▸ **取り組む課題**
画像の類似検索についての本文抜粋のうち、「作業フォルダーに移動し、作成」で始まり「さいクラスターを設定します。」で終わる部分を一字一句変えずに書き写してください。

▸ **本文抜粋**
########################################
Elasticで画像の類似検索を実装する方法

blog-thumb-website-search.png

Elasticでわずか数ステップで画像の類似検索を実装する方法をご覧ください。アプリケーション環境の設定を開始したら、NLPモデルをインポートし、最後に画像のセットの埋め込みを生成します。

Elasticでの画像の類似検索の概要 >> 

環境を設定する方法

最初のステップでは、アプリケーションの環境を設定します。一般的な要件は次のとおりです。

  • Git
  • Python 3.9
  • Docker
  • 数百個の画像

最適な結果を保証するために、数百個の画像を使用することが重要です。

作業フォルダーに移動し、作成されたリポジトリコードをチェックアウトします。リポジトリフォルダーに移動します。

$ git clone https://github.com/radoondas/flask-elastic-image-search.git
$ cd flask-elastic-image-search

Pythonを使用してコードを実行するため、すべての要件が満たされ、環境が準備されていることを確認する必要があります。ここで、仮想環境を作成し、すべての依存関係をインストールします。

$ python3 -m venv .venv
$ source .venv/bin/activate
$ pip install -r requirements.txt

Elasticsearchクラスターと埋め込みモデル

アカウントにログインし、Elasticsearchクラスターを設定します。次のスペックの小さいクラスターを設定します。

  • 2 GBのメモリーが搭載された1つのホットノード
  • 4 GBのメモリーが搭載された1つのML(機械学習)ノード(ElasticsearchにインポートするNLPモデルは最大で1.5 GBのメモリーを消費するため、このノードのサイズは重要です。)

デプロイの準備が完了したら、Kibanaに移動して、機械学習ノードの容量を確認します。ビューに1つの機械学習ノードが表示されます。その時点で読み込まれているモデルはありません。

Elandライブラリを使用して、OpenAIからCLIP埋め込みモデルをアップロードします。Elandは、Elasticsearchでデータを探索および分析するためのPython Elasticsearchクライアントで、テキストと画像の両方を処理できます。このモデルを使用して、テキスト入力から埋め込みを生成し、一致する画像をクエリで検索します。詳細については、Elandライブラリのドキュメントを参照してください。

次のステップでは、Elasticsearchエンドポイントが必要です。このエンドポイントは、デプロイ詳細セクションのElastic Cloudコンソールから取得できます。

エンドポイントURLを使用して、リポジトリのrootディレクトリで次のコマンドを実行します。ElandクライアントはElasticsearchクラスターに接続し、モデルを機械学習ノードにアップロードします。実際のクラスターURLは-urlパラメーターを使用して参照します。たとえば、次の例は「image-search.es.europe-west1.gcp.cloud.es.io」をクラスターURLとして参照します。

--url https://elastic:<password>@image-search.es.europe-west1.gcp.cloud.es.io:443

Elandインポートコマンドを入力します。
########################################
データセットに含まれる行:
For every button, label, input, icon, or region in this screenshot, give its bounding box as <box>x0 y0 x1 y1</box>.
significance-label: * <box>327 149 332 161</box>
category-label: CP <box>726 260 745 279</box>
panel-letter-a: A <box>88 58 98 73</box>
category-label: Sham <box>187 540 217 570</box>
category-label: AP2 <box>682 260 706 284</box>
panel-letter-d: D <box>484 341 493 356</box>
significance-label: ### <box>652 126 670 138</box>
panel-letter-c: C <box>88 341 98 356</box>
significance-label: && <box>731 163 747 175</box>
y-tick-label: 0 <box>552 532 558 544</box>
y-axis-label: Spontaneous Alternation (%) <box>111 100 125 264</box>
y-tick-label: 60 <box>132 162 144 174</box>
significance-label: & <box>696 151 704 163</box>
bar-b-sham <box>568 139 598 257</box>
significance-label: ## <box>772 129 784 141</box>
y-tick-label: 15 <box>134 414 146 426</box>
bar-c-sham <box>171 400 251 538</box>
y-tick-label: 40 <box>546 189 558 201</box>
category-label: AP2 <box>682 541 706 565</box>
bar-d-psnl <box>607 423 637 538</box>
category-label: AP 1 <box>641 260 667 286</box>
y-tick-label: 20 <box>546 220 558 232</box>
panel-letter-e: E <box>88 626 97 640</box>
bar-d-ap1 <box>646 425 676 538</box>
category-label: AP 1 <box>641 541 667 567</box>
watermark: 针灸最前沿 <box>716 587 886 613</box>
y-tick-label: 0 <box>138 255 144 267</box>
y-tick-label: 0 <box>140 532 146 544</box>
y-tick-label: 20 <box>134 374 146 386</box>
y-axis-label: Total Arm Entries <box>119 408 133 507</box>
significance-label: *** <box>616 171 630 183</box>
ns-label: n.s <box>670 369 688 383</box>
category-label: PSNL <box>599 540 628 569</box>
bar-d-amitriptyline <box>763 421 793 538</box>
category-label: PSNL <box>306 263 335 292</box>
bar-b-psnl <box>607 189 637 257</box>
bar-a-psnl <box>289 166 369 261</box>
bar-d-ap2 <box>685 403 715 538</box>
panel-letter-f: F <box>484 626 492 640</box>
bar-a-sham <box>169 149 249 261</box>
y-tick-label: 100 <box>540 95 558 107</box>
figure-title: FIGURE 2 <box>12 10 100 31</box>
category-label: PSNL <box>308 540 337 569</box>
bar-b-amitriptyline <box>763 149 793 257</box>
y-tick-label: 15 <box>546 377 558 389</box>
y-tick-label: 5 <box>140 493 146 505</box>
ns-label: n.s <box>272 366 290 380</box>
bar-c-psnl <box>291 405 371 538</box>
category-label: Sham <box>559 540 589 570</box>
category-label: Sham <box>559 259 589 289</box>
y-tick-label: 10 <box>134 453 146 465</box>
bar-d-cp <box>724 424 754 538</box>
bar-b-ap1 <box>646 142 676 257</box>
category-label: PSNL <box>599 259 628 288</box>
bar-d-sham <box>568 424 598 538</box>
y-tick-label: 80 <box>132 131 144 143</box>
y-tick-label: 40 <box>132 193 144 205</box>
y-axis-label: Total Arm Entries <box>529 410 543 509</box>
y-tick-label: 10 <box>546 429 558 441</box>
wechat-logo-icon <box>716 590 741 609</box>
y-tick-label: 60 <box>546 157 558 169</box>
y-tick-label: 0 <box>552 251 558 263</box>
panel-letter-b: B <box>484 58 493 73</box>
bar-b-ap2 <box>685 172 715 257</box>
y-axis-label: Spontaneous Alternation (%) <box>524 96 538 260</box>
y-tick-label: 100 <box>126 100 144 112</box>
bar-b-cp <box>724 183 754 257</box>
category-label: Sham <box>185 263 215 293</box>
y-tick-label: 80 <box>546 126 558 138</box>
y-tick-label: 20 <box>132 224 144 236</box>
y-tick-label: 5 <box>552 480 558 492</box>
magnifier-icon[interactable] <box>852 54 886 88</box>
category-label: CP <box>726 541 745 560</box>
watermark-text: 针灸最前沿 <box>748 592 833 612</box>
########################################
▸ **解答**
作業フォルダーに移動し、作成されたリポジトリコードをチェックアウトします。リポジトリフォルダーに移動します。

$ git clone https://github.com/radoondas/flask-elastic-image-search.git
$ cd flask-elastic-image-search

Pythonを使用してコードを実行するため、すべての要件が満たされ、環境が準備されていることを確認する必要があります。ここで、仮想環境を作成し、すべての依存関係をインストールします。

$ python3 -m venv .venv
$ source .venv/bin/activate
$ pip install -r requirements.txt

Elasticsearchクラスターと埋め込みモデル

アカウントにログインし、Elasticsearchクラスターを設定します。次のスペックの小さいクラスターを設定します。